— Direction —
Sort through the entries below and pull out lines containing the word "phase".

--- Start of Material for this task ---

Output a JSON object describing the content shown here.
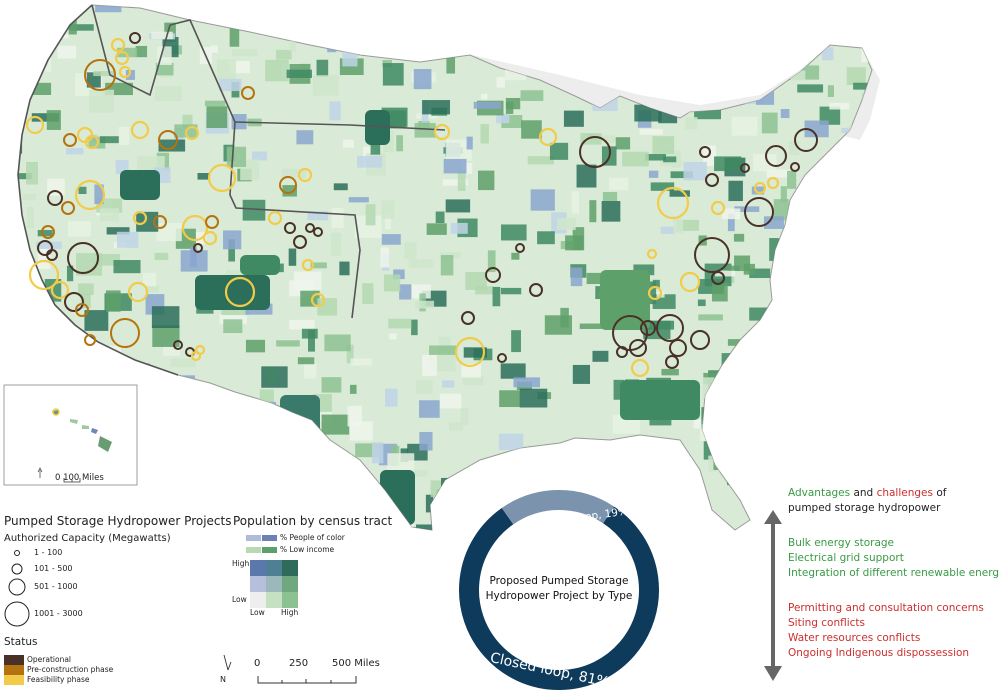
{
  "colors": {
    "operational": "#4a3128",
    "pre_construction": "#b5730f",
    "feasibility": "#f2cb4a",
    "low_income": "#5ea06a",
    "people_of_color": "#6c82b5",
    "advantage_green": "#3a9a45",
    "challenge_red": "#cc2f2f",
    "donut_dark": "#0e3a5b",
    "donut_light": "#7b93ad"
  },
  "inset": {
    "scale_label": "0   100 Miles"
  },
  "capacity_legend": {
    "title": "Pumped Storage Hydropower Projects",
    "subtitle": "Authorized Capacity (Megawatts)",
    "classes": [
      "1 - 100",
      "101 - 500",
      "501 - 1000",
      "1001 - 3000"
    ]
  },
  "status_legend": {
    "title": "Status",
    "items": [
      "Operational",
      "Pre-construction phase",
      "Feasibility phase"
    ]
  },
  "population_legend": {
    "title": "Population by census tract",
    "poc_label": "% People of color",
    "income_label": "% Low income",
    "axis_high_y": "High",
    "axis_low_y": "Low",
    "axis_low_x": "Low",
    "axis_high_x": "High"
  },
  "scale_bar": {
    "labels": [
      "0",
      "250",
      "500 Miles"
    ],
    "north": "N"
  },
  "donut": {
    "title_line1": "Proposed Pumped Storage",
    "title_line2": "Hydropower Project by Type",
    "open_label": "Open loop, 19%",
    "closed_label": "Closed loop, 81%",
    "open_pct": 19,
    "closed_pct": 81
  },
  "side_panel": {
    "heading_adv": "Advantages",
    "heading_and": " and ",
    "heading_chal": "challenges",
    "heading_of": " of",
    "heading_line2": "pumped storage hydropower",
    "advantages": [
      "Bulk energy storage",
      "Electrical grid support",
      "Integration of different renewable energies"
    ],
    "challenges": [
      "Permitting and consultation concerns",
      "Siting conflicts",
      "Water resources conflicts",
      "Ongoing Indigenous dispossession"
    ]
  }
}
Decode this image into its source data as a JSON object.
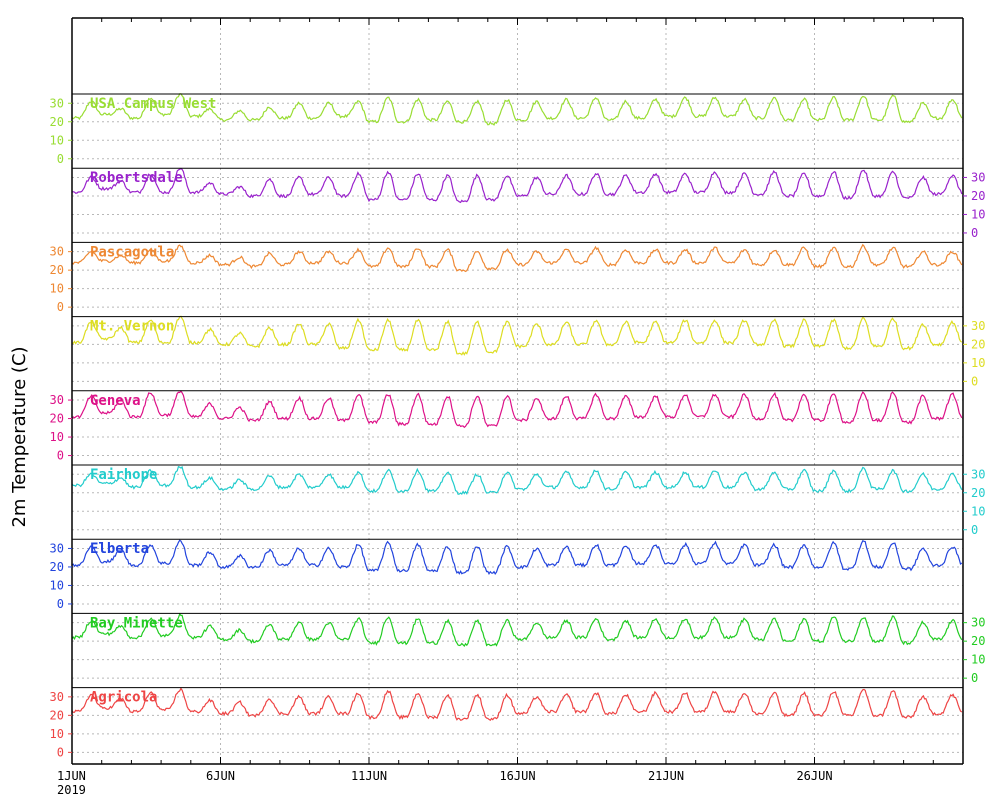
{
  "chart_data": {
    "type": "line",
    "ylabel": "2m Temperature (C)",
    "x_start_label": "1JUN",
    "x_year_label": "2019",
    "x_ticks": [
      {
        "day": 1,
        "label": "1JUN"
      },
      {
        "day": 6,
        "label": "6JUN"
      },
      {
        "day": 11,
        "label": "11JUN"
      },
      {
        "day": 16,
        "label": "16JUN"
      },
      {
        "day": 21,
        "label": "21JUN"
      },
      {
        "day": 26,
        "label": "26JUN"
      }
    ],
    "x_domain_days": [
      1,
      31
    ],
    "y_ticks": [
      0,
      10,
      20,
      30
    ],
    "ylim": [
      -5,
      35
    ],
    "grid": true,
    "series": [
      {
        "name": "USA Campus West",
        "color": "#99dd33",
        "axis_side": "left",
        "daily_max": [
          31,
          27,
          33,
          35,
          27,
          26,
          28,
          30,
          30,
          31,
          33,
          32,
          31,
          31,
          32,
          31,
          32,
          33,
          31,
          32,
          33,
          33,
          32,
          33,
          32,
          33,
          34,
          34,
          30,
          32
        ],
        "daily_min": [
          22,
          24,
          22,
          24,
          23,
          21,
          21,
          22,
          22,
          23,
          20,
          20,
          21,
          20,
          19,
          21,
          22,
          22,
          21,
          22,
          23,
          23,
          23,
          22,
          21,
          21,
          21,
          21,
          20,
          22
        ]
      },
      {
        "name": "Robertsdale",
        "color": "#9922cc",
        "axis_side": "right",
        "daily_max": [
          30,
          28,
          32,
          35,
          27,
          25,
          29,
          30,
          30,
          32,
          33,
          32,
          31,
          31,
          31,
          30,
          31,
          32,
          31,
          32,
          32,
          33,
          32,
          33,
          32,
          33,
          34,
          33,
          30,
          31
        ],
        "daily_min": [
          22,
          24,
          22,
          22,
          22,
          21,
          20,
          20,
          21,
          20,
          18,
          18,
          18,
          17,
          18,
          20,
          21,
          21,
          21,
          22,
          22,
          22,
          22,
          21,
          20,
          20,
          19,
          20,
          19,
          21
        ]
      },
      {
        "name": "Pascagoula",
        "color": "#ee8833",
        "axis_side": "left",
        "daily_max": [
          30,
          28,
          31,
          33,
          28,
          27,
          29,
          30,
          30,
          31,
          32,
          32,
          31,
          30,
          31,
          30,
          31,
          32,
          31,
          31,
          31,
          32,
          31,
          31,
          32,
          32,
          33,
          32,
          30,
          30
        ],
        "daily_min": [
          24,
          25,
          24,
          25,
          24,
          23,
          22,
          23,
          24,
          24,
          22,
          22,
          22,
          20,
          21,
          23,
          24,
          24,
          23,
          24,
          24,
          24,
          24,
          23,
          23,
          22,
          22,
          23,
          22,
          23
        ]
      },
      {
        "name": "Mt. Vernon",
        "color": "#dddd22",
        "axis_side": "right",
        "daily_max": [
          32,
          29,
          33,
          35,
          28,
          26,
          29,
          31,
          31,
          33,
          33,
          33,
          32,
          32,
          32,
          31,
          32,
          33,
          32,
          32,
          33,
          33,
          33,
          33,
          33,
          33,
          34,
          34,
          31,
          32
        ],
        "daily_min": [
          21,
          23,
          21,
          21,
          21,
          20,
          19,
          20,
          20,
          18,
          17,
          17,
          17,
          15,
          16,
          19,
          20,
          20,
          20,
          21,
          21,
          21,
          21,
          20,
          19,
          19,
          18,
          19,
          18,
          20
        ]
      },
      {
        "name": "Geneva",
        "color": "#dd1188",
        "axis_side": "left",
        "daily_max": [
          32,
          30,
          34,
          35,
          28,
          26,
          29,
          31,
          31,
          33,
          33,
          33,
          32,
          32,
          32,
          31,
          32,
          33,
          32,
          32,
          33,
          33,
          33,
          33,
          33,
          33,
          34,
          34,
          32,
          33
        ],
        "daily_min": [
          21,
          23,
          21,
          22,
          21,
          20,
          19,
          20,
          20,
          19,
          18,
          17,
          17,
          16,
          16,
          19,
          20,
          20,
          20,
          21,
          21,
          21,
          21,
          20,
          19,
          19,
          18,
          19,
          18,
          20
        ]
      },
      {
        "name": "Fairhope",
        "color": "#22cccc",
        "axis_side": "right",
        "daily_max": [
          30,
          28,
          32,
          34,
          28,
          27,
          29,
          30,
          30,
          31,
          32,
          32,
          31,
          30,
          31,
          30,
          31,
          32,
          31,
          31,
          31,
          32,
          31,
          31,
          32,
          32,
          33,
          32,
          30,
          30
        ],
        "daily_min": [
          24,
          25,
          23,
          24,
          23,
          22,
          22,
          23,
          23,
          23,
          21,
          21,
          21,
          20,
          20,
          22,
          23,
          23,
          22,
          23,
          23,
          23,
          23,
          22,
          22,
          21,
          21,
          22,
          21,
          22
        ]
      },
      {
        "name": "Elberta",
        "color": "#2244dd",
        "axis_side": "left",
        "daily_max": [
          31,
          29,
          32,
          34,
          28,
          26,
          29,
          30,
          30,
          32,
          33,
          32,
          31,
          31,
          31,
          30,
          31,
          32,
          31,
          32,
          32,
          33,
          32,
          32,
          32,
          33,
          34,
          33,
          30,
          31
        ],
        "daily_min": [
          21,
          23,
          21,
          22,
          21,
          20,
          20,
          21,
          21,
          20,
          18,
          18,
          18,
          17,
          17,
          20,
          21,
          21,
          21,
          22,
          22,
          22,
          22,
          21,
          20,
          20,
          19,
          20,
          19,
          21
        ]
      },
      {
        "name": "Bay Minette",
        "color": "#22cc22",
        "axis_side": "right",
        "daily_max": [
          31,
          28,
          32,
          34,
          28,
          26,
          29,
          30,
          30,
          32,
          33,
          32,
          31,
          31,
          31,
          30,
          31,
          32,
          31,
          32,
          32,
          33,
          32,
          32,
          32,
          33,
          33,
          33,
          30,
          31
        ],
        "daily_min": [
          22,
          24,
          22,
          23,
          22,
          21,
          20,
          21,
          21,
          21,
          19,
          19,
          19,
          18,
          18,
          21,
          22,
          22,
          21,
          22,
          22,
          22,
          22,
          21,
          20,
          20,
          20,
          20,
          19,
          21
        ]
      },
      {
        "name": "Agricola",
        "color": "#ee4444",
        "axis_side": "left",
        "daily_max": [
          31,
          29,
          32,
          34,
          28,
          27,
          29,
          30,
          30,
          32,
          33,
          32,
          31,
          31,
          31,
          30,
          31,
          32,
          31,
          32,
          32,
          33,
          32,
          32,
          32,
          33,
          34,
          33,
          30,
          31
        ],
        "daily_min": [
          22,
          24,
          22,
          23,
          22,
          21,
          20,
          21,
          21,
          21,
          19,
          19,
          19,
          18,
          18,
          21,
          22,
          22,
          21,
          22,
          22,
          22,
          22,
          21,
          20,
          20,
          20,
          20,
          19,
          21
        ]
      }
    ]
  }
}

--- End of Material for this task ---

— Finished answer —
      "Pre-construction phase",
      "Feasibility phase"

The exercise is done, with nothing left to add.